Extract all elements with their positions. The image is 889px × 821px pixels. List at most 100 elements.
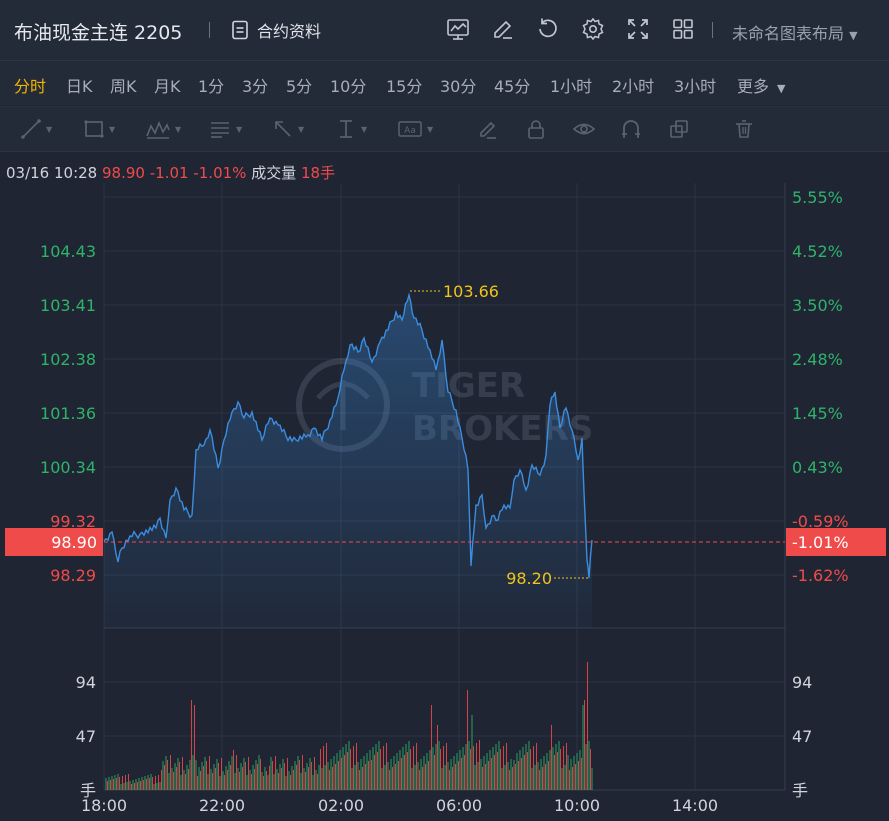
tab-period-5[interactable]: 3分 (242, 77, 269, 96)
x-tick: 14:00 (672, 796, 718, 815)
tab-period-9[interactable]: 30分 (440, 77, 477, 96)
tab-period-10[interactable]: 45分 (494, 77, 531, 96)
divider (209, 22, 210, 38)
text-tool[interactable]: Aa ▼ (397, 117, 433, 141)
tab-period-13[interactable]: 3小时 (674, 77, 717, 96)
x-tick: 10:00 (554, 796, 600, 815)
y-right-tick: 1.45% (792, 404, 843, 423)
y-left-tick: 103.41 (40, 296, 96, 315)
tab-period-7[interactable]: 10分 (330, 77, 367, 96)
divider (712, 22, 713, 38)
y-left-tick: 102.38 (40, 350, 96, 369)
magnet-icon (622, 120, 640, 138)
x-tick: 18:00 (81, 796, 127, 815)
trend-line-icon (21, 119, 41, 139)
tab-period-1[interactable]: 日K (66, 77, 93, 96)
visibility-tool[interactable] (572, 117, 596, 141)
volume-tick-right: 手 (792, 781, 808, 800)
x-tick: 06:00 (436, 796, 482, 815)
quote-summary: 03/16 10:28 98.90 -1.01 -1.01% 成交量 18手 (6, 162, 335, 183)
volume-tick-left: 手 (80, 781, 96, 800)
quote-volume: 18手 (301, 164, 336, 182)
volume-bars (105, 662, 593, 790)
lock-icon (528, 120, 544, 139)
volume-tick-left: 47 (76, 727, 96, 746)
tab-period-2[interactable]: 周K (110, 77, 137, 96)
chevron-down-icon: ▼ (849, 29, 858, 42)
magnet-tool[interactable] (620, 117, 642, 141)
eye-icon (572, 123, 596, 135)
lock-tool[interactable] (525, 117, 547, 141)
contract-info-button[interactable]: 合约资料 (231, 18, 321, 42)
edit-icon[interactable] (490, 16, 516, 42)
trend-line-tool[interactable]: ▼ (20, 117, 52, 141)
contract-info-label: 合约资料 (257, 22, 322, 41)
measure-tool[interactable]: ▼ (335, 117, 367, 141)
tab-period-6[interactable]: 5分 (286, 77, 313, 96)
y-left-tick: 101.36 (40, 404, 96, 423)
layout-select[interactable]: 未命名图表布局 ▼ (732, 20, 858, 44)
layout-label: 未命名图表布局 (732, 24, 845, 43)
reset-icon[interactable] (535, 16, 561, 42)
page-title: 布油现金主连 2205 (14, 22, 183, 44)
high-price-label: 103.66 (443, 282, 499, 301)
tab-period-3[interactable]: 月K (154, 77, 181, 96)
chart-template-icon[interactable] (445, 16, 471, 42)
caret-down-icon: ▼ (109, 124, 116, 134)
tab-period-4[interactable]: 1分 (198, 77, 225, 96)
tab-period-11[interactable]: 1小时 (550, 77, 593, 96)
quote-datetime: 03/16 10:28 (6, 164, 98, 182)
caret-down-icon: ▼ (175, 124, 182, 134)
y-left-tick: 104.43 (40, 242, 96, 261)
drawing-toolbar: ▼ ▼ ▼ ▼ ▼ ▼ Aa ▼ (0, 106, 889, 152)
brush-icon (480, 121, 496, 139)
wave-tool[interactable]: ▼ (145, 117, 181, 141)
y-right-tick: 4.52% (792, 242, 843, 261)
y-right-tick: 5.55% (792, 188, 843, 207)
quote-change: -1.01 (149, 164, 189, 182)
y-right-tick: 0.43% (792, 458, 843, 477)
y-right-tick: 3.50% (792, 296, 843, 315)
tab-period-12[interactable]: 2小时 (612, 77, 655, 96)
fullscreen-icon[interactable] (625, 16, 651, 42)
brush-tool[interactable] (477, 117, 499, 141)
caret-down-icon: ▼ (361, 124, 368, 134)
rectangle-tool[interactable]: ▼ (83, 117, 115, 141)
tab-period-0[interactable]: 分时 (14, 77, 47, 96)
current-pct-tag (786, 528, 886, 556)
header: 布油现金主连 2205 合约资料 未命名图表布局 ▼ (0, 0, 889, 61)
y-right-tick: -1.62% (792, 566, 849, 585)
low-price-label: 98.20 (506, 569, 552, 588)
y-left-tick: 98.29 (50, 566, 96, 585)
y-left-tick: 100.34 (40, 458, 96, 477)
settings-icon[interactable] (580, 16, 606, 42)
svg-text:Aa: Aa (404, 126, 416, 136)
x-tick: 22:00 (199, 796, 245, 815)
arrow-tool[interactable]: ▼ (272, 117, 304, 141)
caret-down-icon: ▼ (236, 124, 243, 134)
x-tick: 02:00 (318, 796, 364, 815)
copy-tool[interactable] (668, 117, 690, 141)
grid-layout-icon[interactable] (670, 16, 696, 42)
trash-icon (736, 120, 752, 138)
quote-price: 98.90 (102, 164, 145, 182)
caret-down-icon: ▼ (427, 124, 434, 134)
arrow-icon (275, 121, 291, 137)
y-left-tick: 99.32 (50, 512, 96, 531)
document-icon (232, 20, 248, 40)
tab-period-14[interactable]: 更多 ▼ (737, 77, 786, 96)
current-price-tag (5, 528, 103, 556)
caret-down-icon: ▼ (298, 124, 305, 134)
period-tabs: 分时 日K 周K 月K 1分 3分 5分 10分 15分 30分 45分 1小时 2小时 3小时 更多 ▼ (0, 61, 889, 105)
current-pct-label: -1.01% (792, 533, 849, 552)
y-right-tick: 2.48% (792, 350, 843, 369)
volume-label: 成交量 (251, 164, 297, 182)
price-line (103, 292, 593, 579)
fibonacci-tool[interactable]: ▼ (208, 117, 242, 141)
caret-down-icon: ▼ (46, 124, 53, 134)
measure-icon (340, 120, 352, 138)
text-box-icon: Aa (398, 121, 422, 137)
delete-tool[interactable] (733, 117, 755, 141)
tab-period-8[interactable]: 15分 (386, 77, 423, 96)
* * *
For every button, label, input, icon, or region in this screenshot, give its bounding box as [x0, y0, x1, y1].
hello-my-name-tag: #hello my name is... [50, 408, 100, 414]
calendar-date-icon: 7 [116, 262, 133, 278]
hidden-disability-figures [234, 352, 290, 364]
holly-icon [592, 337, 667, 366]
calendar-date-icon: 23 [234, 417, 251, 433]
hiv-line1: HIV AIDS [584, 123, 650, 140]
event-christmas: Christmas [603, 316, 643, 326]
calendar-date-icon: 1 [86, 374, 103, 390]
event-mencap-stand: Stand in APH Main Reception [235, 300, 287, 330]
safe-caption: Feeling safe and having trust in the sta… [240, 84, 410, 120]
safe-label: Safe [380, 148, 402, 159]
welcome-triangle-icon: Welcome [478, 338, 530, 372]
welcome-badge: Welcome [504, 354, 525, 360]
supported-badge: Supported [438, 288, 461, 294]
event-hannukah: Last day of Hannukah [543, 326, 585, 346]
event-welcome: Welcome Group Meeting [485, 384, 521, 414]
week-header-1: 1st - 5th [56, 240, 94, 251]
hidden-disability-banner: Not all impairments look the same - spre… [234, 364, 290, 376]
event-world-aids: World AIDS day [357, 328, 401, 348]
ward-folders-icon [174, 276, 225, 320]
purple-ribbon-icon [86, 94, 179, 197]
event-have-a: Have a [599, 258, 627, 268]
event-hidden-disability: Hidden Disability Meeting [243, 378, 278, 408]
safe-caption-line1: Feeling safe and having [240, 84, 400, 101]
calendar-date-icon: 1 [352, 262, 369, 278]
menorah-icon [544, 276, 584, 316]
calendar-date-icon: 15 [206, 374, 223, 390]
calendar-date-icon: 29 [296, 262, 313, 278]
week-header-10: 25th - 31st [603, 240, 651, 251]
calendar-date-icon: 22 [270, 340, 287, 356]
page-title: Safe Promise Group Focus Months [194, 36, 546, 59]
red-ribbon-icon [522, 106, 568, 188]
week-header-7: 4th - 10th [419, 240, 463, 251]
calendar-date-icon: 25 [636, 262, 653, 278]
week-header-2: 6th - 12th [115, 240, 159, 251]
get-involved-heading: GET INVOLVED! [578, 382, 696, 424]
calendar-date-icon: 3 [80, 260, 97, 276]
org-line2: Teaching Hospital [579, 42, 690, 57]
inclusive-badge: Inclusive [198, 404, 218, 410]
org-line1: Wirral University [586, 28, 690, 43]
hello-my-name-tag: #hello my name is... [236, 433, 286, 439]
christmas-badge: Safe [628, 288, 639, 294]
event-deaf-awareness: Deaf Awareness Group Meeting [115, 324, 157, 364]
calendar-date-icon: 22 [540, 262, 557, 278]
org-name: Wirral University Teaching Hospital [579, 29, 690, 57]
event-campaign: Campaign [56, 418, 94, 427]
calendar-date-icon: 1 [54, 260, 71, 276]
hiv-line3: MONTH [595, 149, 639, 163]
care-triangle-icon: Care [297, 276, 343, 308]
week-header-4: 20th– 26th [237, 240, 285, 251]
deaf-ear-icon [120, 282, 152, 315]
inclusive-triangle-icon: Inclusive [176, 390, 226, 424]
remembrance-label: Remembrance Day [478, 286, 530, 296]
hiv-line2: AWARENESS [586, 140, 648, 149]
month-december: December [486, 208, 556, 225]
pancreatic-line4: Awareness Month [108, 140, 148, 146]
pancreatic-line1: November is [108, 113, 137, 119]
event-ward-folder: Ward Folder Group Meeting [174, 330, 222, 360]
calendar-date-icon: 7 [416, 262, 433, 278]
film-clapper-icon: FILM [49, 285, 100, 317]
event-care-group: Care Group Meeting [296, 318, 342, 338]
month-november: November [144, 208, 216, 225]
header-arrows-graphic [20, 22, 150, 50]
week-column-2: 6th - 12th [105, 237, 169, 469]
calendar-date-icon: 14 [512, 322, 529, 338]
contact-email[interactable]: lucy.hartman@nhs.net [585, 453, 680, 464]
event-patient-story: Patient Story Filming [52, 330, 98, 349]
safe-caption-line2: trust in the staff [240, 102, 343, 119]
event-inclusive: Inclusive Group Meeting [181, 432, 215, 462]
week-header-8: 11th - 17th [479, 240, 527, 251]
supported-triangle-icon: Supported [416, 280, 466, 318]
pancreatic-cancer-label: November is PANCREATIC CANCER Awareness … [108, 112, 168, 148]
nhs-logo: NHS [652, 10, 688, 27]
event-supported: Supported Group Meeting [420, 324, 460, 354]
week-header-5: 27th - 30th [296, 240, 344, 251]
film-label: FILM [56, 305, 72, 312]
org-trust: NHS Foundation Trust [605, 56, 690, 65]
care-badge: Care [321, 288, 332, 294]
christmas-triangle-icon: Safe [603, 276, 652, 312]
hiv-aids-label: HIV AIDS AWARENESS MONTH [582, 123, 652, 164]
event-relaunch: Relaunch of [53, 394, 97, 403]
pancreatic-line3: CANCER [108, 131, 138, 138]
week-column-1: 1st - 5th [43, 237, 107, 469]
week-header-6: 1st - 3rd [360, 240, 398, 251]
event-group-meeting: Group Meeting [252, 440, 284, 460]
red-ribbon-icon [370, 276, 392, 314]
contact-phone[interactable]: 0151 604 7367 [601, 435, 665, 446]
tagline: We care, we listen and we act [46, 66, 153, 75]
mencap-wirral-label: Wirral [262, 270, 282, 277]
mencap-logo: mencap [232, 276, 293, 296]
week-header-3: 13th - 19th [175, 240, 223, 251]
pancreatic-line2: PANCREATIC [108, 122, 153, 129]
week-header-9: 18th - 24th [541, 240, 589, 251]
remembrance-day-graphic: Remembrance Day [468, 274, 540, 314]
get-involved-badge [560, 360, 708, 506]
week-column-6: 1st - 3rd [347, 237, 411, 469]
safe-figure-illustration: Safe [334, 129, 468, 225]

### WHAT NEEDS TO BE DONE
Can you update the material from the line with "For every button, label, input, icon, or" to the line with "calendar-date-icon: 22 [270, 340, 287, 356]" by swapping "Meeting" for "Session" and leaving everything else unchanged? Return only those lines.

### SOLUTION TO THIS PROBLEM
For every button, label, input, icon, or region in this screenshot, give its bounding box as [x0, y0, x1, y1].
hello-my-name-tag: #hello my name is... [50, 408, 100, 414]
calendar-date-icon: 7 [116, 262, 133, 278]
hidden-disability-figures [234, 352, 290, 364]
holly-icon [592, 337, 667, 366]
calendar-date-icon: 23 [234, 417, 251, 433]
hiv-line1: HIV AIDS [584, 123, 650, 140]
event-christmas: Christmas [603, 316, 643, 326]
calendar-date-icon: 1 [86, 374, 103, 390]
event-mencap-stand: Stand in APH Main Reception [235, 300, 287, 330]
safe-caption: Feeling safe and having trust in the sta… [240, 84, 410, 120]
safe-label: Safe [380, 148, 402, 159]
welcome-triangle-icon: Welcome [478, 338, 530, 372]
welcome-badge: Welcome [504, 354, 525, 360]
supported-badge: Supported [438, 288, 461, 294]
event-hannukah: Last day of Hannukah [543, 326, 585, 346]
event-welcome: Welcome Group Session [485, 384, 521, 414]
week-header-1: 1st - 5th [56, 240, 94, 251]
hidden-disability-banner: Not all impairments look the same - spre… [234, 364, 290, 376]
event-world-aids: World AIDS day [357, 328, 401, 348]
ward-folders-icon [174, 276, 225, 320]
purple-ribbon-icon [86, 94, 179, 197]
event-have-a: Have a [599, 258, 627, 268]
event-hidden-disability: Hidden Disability Session [243, 378, 278, 408]
safe-caption-line1: Feeling safe and having [240, 84, 400, 101]
calendar-date-icon: 1 [352, 262, 369, 278]
menorah-icon [544, 276, 584, 316]
calendar-date-icon: 15 [206, 374, 223, 390]
calendar-date-icon: 29 [296, 262, 313, 278]
week-header-10: 25th - 31st [603, 240, 651, 251]
calendar-date-icon: 22 [270, 340, 287, 356]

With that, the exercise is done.